Copy every line of the following data that includes the string "szakaszának".

===== Supplied records

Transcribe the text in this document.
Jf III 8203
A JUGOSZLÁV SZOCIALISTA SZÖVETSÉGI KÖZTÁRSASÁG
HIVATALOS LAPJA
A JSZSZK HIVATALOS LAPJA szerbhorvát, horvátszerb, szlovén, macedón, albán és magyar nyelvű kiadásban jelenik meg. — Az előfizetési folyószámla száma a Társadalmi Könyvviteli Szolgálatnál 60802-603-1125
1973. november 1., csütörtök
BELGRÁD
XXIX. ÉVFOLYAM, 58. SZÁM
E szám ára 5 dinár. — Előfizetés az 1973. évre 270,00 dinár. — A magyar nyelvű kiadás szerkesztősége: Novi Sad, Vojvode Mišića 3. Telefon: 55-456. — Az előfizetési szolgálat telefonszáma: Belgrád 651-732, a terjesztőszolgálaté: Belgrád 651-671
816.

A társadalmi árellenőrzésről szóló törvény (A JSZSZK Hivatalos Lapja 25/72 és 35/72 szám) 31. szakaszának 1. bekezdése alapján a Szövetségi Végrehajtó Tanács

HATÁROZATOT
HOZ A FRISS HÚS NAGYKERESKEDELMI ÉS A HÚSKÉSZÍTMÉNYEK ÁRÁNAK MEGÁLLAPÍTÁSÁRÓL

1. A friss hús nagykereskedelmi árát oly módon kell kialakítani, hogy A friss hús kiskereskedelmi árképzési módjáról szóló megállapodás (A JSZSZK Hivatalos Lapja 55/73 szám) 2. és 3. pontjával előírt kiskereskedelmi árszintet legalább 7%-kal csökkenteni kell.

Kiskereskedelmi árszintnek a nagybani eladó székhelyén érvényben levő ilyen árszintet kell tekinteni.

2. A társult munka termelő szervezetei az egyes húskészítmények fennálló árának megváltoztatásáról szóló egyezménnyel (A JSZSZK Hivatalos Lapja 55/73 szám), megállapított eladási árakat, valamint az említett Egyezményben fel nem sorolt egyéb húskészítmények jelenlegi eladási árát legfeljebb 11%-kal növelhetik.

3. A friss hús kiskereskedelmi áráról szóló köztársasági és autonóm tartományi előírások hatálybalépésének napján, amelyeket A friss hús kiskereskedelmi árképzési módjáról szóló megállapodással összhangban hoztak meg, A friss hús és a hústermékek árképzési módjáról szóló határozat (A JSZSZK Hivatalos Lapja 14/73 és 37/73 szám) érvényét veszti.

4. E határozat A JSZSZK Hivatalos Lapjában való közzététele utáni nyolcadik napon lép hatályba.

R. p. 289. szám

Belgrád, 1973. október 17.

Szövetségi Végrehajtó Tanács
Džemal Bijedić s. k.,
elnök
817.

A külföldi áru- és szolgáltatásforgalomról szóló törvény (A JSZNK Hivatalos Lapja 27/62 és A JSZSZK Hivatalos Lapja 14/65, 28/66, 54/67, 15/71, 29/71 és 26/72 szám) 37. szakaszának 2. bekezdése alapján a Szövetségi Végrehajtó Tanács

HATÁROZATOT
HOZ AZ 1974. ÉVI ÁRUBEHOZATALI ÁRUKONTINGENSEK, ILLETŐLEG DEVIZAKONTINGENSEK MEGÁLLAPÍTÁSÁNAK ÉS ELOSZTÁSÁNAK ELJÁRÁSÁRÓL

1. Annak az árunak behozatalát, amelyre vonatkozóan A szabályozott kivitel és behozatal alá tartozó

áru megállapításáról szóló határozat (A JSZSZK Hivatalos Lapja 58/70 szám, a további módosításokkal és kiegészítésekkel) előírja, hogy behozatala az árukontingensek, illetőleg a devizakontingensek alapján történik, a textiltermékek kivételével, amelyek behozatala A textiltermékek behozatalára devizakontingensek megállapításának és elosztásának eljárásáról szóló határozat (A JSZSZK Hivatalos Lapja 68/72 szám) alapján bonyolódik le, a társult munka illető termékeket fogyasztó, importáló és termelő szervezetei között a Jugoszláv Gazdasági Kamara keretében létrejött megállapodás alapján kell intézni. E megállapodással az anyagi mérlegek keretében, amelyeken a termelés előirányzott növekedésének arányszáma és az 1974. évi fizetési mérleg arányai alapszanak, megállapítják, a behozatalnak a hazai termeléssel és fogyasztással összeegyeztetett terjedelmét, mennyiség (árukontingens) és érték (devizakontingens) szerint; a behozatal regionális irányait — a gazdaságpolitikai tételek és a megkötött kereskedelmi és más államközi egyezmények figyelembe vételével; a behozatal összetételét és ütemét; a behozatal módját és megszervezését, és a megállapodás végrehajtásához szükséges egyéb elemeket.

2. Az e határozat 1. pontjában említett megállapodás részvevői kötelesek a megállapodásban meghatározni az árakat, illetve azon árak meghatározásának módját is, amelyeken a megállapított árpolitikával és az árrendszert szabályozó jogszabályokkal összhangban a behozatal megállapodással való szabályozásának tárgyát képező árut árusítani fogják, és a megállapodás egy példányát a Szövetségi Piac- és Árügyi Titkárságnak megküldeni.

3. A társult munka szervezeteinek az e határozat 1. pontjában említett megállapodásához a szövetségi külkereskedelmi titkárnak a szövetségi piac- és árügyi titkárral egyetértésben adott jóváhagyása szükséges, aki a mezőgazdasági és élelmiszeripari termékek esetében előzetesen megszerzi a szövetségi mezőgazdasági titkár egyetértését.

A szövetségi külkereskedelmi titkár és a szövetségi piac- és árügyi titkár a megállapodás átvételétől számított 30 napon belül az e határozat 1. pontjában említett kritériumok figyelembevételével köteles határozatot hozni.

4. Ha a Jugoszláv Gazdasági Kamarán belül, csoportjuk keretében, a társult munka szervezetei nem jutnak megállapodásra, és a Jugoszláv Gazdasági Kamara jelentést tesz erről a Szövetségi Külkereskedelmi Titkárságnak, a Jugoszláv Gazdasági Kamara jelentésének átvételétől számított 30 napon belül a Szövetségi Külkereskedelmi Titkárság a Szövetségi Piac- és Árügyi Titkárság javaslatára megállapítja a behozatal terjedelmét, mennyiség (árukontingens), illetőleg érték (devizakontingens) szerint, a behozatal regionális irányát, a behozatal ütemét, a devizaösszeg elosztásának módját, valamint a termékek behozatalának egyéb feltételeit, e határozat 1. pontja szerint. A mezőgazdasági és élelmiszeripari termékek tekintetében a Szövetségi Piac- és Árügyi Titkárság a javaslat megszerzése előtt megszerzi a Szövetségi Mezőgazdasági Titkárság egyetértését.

==========

### Finished exercise
A társadalmi árellenőrzésről szóló törvény (A JSZSZK Hivatalos Lapja 25/72 és 35/72 szám) 31. szakaszának 1. bekezdése alapján a Szövetségi Végrehajtó Tanács
A külföldi áru- és szolgáltatásforgalomról szóló törvény (A JSZNK Hivatalos Lapja 27/62 és A JSZSZK Hivatalos Lapja 14/65, 28/66, 54/67, 15/71, 29/71 és 26/72 szám) 37. szakaszának 2. bekezdése alapján a Szövetségi Végrehajtó Tanács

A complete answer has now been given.